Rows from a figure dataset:

^^^^^^^^^^^^^^^^

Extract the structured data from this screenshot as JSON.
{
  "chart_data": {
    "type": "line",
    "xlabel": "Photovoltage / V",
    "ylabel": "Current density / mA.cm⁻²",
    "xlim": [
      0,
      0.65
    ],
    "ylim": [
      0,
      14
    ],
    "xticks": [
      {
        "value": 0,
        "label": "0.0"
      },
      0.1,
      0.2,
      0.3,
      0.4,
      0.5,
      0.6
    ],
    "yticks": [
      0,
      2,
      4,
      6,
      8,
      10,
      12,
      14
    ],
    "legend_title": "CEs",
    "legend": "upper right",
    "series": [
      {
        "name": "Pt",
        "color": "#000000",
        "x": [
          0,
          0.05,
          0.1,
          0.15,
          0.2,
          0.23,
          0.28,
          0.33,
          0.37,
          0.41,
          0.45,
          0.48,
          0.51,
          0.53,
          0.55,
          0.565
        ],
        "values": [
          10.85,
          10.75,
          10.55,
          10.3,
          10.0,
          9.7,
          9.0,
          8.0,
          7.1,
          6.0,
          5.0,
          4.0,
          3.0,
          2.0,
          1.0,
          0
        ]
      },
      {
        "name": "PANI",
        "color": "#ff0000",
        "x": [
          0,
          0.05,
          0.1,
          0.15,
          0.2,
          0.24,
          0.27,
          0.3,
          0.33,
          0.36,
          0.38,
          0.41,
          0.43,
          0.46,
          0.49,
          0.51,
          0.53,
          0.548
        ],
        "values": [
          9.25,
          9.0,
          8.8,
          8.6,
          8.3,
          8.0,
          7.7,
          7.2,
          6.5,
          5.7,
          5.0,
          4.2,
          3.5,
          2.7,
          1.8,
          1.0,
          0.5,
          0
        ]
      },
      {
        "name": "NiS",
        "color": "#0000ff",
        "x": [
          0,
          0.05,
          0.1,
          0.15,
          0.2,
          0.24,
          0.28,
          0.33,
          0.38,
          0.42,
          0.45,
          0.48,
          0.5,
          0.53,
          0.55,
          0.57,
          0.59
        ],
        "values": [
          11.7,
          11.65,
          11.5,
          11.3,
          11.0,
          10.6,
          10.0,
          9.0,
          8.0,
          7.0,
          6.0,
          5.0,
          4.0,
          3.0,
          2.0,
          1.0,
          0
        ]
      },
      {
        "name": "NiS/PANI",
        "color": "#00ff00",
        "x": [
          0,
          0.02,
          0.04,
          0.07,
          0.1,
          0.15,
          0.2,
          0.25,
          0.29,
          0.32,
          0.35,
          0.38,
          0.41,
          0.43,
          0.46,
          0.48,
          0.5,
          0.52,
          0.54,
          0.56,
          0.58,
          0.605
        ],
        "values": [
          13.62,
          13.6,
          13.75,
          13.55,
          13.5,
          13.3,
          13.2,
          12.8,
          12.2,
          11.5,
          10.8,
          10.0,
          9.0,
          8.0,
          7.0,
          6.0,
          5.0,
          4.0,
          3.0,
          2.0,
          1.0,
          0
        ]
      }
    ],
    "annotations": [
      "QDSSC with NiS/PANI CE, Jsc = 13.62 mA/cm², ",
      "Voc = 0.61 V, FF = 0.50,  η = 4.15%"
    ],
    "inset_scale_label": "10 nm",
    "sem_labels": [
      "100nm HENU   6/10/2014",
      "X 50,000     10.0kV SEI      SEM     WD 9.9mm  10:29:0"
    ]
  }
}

^^^^^^^^^^^^^^^^

# Requirement:
Your task is to repeat the data exactly; please include every line.

# Written solution:
Extract the structured data from this screenshot as JSON.
{
  "chart_data": {
    "type": "line",
    "xlabel": "Photovoltage / V",
    "ylabel": "Current density / mA.cm⁻²",
    "xlim": [
      0,
      0.65
    ],
    "ylim": [
      0,
      14
    ],
    "xticks": [
      {
        "value": 0,
        "label": "0.0"
      },
      0.1,
      0.2,
      0.3,
      0.4,
      0.5,
      0.6
    ],
    "yticks": [
      0,
      2,
      4,
      6,
      8,
      10,
      12,
      14
    ],
    "legend_title": "CEs",
    "legend": "upper right",
    "series": [
      {
        "name": "Pt",
        "color": "#000000",
        "x": [
          0,
          0.05,
          0.1,
          0.15,
          0.2,
          0.23,
          0.28,
          0.33,
          0.37,
          0.41,
          0.45,
          0.48,
          0.51,
          0.53,
          0.55,
          0.565
        ],
        "values": [
          10.85,
          10.75,
          10.55,
          10.3,
          10.0,
          9.7,
          9.0,
          8.0,
          7.1,
          6.0,
          5.0,
          4.0,
          3.0,
          2.0,
          1.0,
          0
        ]
      },
      {
        "name": "PANI",
        "color": "#ff0000",
        "x": [
          0,
          0.05,
          0.1,
          0.15,
          0.2,
          0.24,
          0.27,
          0.3,
          0.33,
          0.36,
          0.38,
          0.41,
          0.43,
          0.46,
          0.49,
          0.51,
          0.53,
          0.548
        ],
        "values": [
          9.25,
          9.0,
          8.8,
          8.6,
          8.3,
          8.0,
          7.7,
          7.2,
          6.5,
          5.7,
          5.0,
          4.2,
          3.5,
          2.7,
          1.8,
          1.0,
          0.5,
          0
        ]
      },
      {
        "name": "NiS",
        "color": "#0000ff",
        "x": [
          0,
          0.05,
          0.1,
          0.15,
          0.2,
          0.24,
          0.28,
          0.33,
          0.38,
          0.42,
          0.45,
          0.48,
          0.5,
          0.53,
          0.55,
          0.57,
          0.59
        ],
        "values": [
          11.7,
          11.65,
          11.5,
          11.3,
          11.0,
          10.6,
          10.0,
          9.0,
          8.0,
          7.0,
          6.0,
          5.0,
          4.0,
          3.0,
          2.0,
          1.0,
          0
        ]
      },
      {
        "name": "NiS/PANI",
        "color": "#00ff00",
        "x": [
          0,
          0.02,
          0.04,
          0.07,
          0.1,
          0.15,
          0.2,
          0.25,
          0.29,
          0.32,
          0.35,
          0.38,
          0.41,
          0.43,
          0.46,
          0.48,
          0.5,
          0.52,
          0.54,
          0.56,
          0.58,
          0.605
        ],
        "values": [
          13.62,
          13.6,
          13.75,
          13.55,
          13.5,
          13.3,
          13.2,
          12.8,
          12.2,
          11.5,
          10.8,
          10.0,
          9.0,
          8.0,
          7.0,
          6.0,
          5.0,
          4.0,
          3.0,
          2.0,
          1.0,
          0
        ]
      }
    ],
    "annotations": [
      "QDSSC with NiS/PANI CE, Jsc = 13.62 mA/cm², ",
      "Voc = 0.61 V, FF = 0.50,  η = 4.15%"
    ],
    "inset_scale_label": "10 nm",
    "sem_labels": [
      "100nm HENU   6/10/2014",
      "X 50,000     10.0kV SEI      SEM     WD 9.9mm  10:29:0"
    ]
  }
}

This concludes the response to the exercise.